Reproduce the entries below word for word.

━━━ PROVIDED ENTRIES

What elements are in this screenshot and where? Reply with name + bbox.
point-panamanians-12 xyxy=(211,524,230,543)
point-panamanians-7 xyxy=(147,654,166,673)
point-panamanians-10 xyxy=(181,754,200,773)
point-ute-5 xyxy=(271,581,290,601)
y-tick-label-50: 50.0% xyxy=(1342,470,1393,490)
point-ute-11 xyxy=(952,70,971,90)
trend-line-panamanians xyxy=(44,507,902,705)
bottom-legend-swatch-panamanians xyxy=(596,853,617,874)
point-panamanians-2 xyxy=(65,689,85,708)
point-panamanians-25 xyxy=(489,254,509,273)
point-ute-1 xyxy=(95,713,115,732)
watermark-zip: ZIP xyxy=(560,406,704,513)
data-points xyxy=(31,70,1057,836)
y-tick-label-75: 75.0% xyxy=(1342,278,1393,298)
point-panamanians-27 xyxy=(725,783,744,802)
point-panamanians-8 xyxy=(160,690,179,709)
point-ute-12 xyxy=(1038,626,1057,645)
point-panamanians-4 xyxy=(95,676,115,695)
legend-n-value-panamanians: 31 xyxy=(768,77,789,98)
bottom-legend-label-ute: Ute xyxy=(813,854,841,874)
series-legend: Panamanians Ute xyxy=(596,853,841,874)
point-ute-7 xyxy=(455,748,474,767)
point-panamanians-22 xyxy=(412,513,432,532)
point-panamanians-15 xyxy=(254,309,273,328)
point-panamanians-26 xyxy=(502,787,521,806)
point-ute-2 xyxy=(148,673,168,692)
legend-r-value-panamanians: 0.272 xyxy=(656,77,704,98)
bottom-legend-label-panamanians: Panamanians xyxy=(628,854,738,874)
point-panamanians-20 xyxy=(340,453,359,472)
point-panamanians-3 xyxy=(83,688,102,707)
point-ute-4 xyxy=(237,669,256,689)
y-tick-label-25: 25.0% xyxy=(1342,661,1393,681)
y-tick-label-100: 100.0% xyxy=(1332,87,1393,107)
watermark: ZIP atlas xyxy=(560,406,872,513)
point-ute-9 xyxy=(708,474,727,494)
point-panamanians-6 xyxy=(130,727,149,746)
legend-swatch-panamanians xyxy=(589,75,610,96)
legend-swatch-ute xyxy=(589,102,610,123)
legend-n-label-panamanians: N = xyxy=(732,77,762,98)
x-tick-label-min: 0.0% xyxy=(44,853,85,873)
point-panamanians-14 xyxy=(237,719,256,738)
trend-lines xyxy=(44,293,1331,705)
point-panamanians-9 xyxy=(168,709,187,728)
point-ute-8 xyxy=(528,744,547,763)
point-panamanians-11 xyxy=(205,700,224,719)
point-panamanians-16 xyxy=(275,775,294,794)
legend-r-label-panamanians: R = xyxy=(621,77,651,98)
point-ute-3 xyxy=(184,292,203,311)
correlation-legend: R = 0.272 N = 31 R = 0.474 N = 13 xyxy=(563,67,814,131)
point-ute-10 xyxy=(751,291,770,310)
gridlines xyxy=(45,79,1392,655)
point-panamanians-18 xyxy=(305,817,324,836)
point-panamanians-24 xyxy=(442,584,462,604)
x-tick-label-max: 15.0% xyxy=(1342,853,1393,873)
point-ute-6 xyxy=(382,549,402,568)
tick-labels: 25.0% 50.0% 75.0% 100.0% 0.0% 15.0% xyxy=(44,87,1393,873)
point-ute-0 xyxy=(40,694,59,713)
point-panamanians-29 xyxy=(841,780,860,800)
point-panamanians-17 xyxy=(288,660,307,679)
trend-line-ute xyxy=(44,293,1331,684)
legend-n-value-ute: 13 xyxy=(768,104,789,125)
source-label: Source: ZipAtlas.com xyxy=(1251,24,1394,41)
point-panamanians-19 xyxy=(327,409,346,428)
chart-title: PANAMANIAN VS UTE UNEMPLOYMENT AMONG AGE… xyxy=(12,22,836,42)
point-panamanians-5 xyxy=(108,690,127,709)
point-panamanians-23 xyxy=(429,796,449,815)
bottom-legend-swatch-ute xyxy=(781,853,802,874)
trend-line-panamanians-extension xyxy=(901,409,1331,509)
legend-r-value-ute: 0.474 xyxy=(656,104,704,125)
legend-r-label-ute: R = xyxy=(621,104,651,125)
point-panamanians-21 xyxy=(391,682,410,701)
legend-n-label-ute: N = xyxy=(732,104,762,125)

━━━━━━

**RESPONSE TO THIS EXERCISE:**
What elements are in this screenshot and where? Reply with name + bbox.
point-panamanians-12 xyxy=(211,524,230,543)
point-panamanians-7 xyxy=(147,654,166,673)
point-panamanians-10 xyxy=(181,754,200,773)
point-ute-5 xyxy=(271,581,290,601)
y-tick-label-50: 50.0% xyxy=(1342,470,1393,490)
point-ute-11 xyxy=(952,70,971,90)
trend-line-panamanians xyxy=(44,507,902,705)
bottom-legend-swatch-panamanians xyxy=(596,853,617,874)
point-panamanians-2 xyxy=(65,689,85,708)
point-panamanians-25 xyxy=(489,254,509,273)
point-ute-1 xyxy=(95,713,115,732)
watermark-zip: ZIP xyxy=(560,406,704,513)
data-points xyxy=(31,70,1057,836)
y-tick-label-75: 75.0% xyxy=(1342,278,1393,298)
point-panamanians-27 xyxy=(725,783,744,802)
point-panamanians-8 xyxy=(160,690,179,709)
point-ute-12 xyxy=(1038,626,1057,645)
point-panamanians-4 xyxy=(95,676,115,695)
legend-n-value-panamanians: 31 xyxy=(768,77,789,98)
bottom-legend-label-ute: Ute xyxy=(813,854,841,874)
series-legend: Panamanians Ute xyxy=(596,853,841,874)
point-ute-7 xyxy=(455,748,474,767)
point-panamanians-22 xyxy=(412,513,432,532)
point-panamanians-15 xyxy=(254,309,273,328)
point-panamanians-26 xyxy=(502,787,521,806)
point-ute-2 xyxy=(148,673,168,692)
legend-r-value-panamanians: 0.272 xyxy=(656,77,704,98)
bottom-legend-label-panamanians: Panamanians xyxy=(628,854,738,874)
point-panamanians-20 xyxy=(340,453,359,472)
point-panamanians-3 xyxy=(83,688,102,707)
point-ute-4 xyxy=(237,669,256,689)
y-tick-label-25: 25.0% xyxy=(1342,661,1393,681)
y-tick-label-100: 100.0% xyxy=(1332,87,1393,107)
watermark: ZIP atlas xyxy=(560,406,872,513)
point-ute-9 xyxy=(708,474,727,494)
point-panamanians-6 xyxy=(130,727,149,746)
legend-swatch-panamanians xyxy=(589,75,610,96)
legend-swatch-ute xyxy=(589,102,610,123)
legend-n-label-panamanians: N = xyxy=(732,77,762,98)
x-tick-label-min: 0.0% xyxy=(44,853,85,873)
point-panamanians-14 xyxy=(237,719,256,738)
trend-lines xyxy=(44,293,1331,705)
point-panamanians-9 xyxy=(168,709,187,728)
point-ute-8 xyxy=(528,744,547,763)
point-panamanians-11 xyxy=(205,700,224,719)
point-panamanians-16 xyxy=(275,775,294,794)
legend-r-label-panamanians: R = xyxy=(621,77,651,98)
point-ute-3 xyxy=(184,292,203,311)
correlation-legend: R = 0.272 N = 31 R = 0.474 N = 13 xyxy=(563,67,814,131)
point-ute-10 xyxy=(751,291,770,310)
gridlines xyxy=(45,79,1392,655)
point-panamanians-18 xyxy=(305,817,324,836)
point-panamanians-24 xyxy=(442,584,462,604)
x-tick-label-max: 15.0% xyxy=(1342,853,1393,873)
point-ute-6 xyxy=(382,549,402,568)
tick-labels: 25.0% 50.0% 75.0% 100.0% 0.0% 15.0% xyxy=(44,87,1393,873)
point-ute-0 xyxy=(40,694,59,713)
point-panamanians-29 xyxy=(841,780,860,800)
point-panamanians-17 xyxy=(288,660,307,679)
trend-line-ute xyxy=(44,293,1331,684)
legend-n-value-ute: 13 xyxy=(768,104,789,125)
source-label: Source: ZipAtlas.com xyxy=(1251,24,1394,41)
point-panamanians-19 xyxy=(327,409,346,428)
chart-title: PANAMANIAN VS UTE UNEMPLOYMENT AMONG AGE… xyxy=(12,22,836,42)
point-panamanians-5 xyxy=(108,690,127,709)
point-panamanians-23 xyxy=(429,796,449,815)
bottom-legend-swatch-ute xyxy=(781,853,802,874)
trend-line-panamanians-extension xyxy=(901,409,1331,509)
legend-r-value-ute: 0.474 xyxy=(656,104,704,125)
legend-r-label-ute: R = xyxy=(621,104,651,125)
point-panamanians-21 xyxy=(391,682,410,701)
legend-n-label-ute: N = xyxy=(732,104,762,125)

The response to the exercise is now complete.